**Text passage:**
|---|

But religion jumps in with a soothing solution: Death happens to us all, yes, but not to worry, there’s another life after death, based on some vision of the afterlife a man had. And being a very charismatic chap millions of people in his region of the world believed him.

And isn’t that how Christianity got started too? Jesus arrived on the scene, also claiming he had special insight into life after death. He even claimed he’d come from God and been sent by God to solve the problem of human death in himself, and humans would no longer have to worry about death if they believed and followed him. And many people in his region of the world did believe and follow him too.

But Jesus’ credibility took a nosedive when he died. So now what proof was there of life after death when Jesus, just like all the other charismatic visionaries in human history, died, and with their death the proof of whether they were right or not about their version of the afterlife died with them?

But Jesus came back to life again. And the most shocked people of all were his followers, who thought he’d been talking through his hat when he predicted he would rise from the dead. But now he’d gone and done it, forcing that rag tag bunch of shattered, despondent men and women to face reality, that what he said about life being possible after death was true.

And face it they did. It’s what started them on the road to believing in this man. It wasn’t for any religious reason or superstition based on vague, unprovable visions; it was based on evidence, the pure, raw evidence that a human being had defeated death, and he was standing there and talking to them – and eating food – as proof of it.

So hello reality, goodbye religion, because who needs the superstition and vague visions of religion when the proof of life after death has already happened, and a human has defeated death? But religion breezes over that as if it never happened, resulting in all sorts of weird ideas about the afterlife that have no proof whatsoever to back them up.


How is Christianity different to other religions?

Christianity isn’t different to other religions, in that it too, like all the major religions, has symbols, rituals, special commemorative days, named gods, and belief in an afterlife. It too erects impressive buildings, lays out strict rules for how to behave, and attempts to moderate behaviour by the promise of eternal rewards for good people and the threat of something awful for the wicked. And like all typical religions Christianity claims it too is the only true path to spirituality and eternity.

|---|

**Given request A:**
In the rows below, quote everything from the line containing "301, 103, 324]" down to the line containing "195, 1176, 492]", with both of those lines included.

**Material for the task:**
|---|

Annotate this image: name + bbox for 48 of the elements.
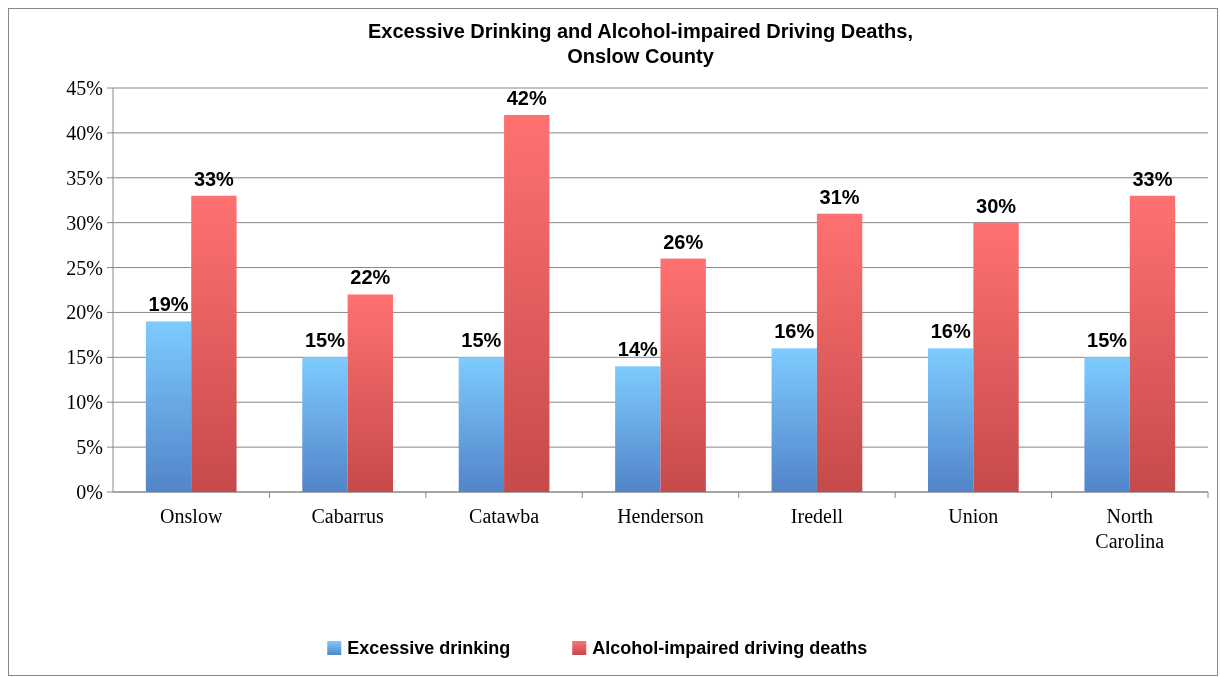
y-tick-label: 20%	[66, 301, 103, 324]
x-tick-label: Cabarrus	[311, 505, 384, 527]
data-label: 31%	[819, 185, 860, 208]
data-label: 42%	[506, 86, 547, 109]
x-tick-label: North Carolina	[1095, 505, 1165, 552]
y-tick-label: 15%	[66, 346, 103, 369]
legend-label: Alcohol-impaired driving deaths	[592, 638, 868, 659]
bar	[504, 114, 550, 492]
bar	[347, 294, 394, 492]
bar	[615, 366, 661, 492]
legend-label: Excessive drinking	[347, 638, 511, 659]
data-label: 16%	[930, 320, 971, 343]
bar	[973, 222, 1019, 492]
y-tick-label: 35%	[66, 166, 103, 189]
bar	[816, 213, 863, 492]
bar	[771, 348, 817, 492]
data-label: 15%	[1087, 329, 1128, 352]
y-tick-label: 25%	[66, 256, 103, 279]
bar	[145, 321, 192, 492]
bar	[927, 348, 974, 492]
bar	[458, 357, 505, 492]
data-label: 16%	[774, 320, 815, 343]
x-tick-label: Catawba	[469, 505, 540, 527]
bar	[1129, 195, 1176, 492]
x-tick-label: Henderson	[617, 505, 704, 527]
data-label: 15%	[461, 329, 502, 352]
y-tick-label: 45%	[66, 77, 103, 99]
data-label: 19%	[148, 293, 189, 316]
x-tick-label: Iredell	[790, 505, 844, 527]
data-label: 22%	[350, 266, 391, 289]
y-tick-label: 0%	[76, 481, 103, 503]
data-label: 30%	[976, 194, 1017, 217]
x-tick-label: Union	[948, 505, 999, 527]
bar	[660, 258, 706, 492]
bar	[191, 195, 237, 492]
data-label: 15%	[304, 329, 346, 352]
data-label: 14%	[617, 338, 659, 361]
data-label: 33%	[193, 167, 235, 190]
y-tick-label: 30%	[66, 211, 103, 234]
bar	[1084, 357, 1130, 492]
y-tick-label: 10%	[66, 391, 103, 414]
y-tick-label: 5%	[76, 436, 103, 459]
data-label: 26%	[663, 230, 704, 253]
bar	[302, 357, 348, 492]
data-label: 33%	[1132, 167, 1173, 190]
x-tick-label: Onslow	[160, 505, 223, 527]
y-tick-label: 40%	[66, 121, 103, 144]
chart-title: Excessive Drinking and Alcohol-impaired Driving Deaths, Onslow County	[368, 20, 913, 67]
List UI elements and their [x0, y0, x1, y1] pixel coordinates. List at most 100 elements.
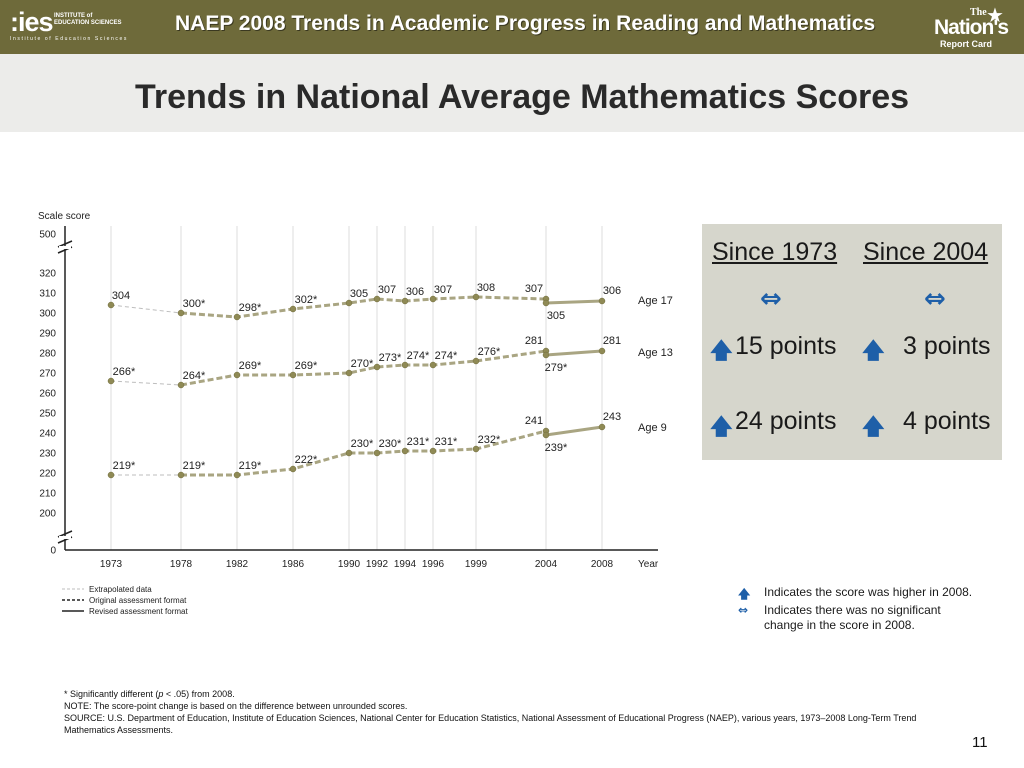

|---|

**Given request B:**
Print the full passage on Christianity and life after death from above, word for word.

**Worked answer A:**
y-tick-label: 20%	[66, 301, 103, 324]
x-tick-label: Cabarrus	[311, 505, 384, 527]
data-label: 31%	[819, 185, 860, 208]
data-label: 42%	[506, 86, 547, 109]
x-tick-label: North Carolina	[1095, 505, 1165, 552]
y-tick-label: 15%	[66, 346, 103, 369]
legend-label: Alcohol-impaired driving deaths	[592, 638, 868, 659]
bar	[504, 114, 550, 492]
bar	[347, 294, 394, 492]
bar	[615, 366, 661, 492]
legend-label: Excessive drinking	[347, 638, 511, 659]
data-label: 16%	[930, 320, 971, 343]
bar	[973, 222, 1019, 492]
y-tick-label: 35%	[66, 166, 103, 189]
bar	[816, 213, 863, 492]
bar	[771, 348, 817, 492]
data-label: 15%	[1087, 329, 1128, 352]
y-tick-label: 25%	[66, 256, 103, 279]
bar	[145, 321, 192, 492]
bar	[927, 348, 974, 492]
bar	[458, 357, 505, 492]
data-label: 16%	[774, 320, 815, 343]
x-tick-label: Catawba	[469, 505, 540, 527]
bar	[1129, 195, 1176, 492]

**Worked answer B:**
But religion jumps in with a soothing solution: Death happens to us all, yes, but not to worry, there’s another life after death, based on some vision of the afterlife a man had. And being a very charismatic chap millions of people in his region of the world believed him.

And isn’t that how Christianity got started too? Jesus arrived on the scene, also claiming he had special insight into life after death. He even claimed he’d come from God and been sent by God to solve the problem of human death in himself, and humans would no longer have to worry about death if they believed and followed him. And many people in his region of the world did believe and follow him too.

But Jesus’ credibility took a nosedive when he died. So now what proof was there of life after death when Jesus, just like all the other charismatic visionaries in human history, died, and with their death the proof of whether they were right or not about their version of the afterlife died with them?

But Jesus came back to life again. And the most shocked people of all were his followers, who thought he’d been talking through his hat when he predicted he would rise from the dead. But now he’d gone and done it, forcing that rag tag bunch of shattered, despondent men and women to face reality, that what he said about life being possible after death was true.

And face it they did. It’s what started them on the road to believing in this man. It wasn’t for any religious reason or superstition based on vague, unprovable visions; it was based on evidence, the pure, raw evidence that a human being had defeated death, and he was standing there and talking to them – and eating food – as proof of it.

So hello reality, goodbye religion, because who needs the superstition and vague visions of religion when the proof of life after death has already happened, and a human has defeated death? But religion breezes over that as if it never happened, resulting in all sorts of weird ideas about the afterlife that have no proof whatsoever to back them up.


How is Christianity different to other religions?

Christianity isn’t different to other religions, in that it too, like all the major religions, has symbols, rituals, special commemorative days, named gods, and belief in an afterlife. It too erects impressive buildings, lays out strict rules for how to behave, and attempts to moderate behaviour by the promise of eternal rewards for good people and the threat of something awful for the wicked. And like all typical religions Christianity claims it too is the only true path to spirituality and eternity.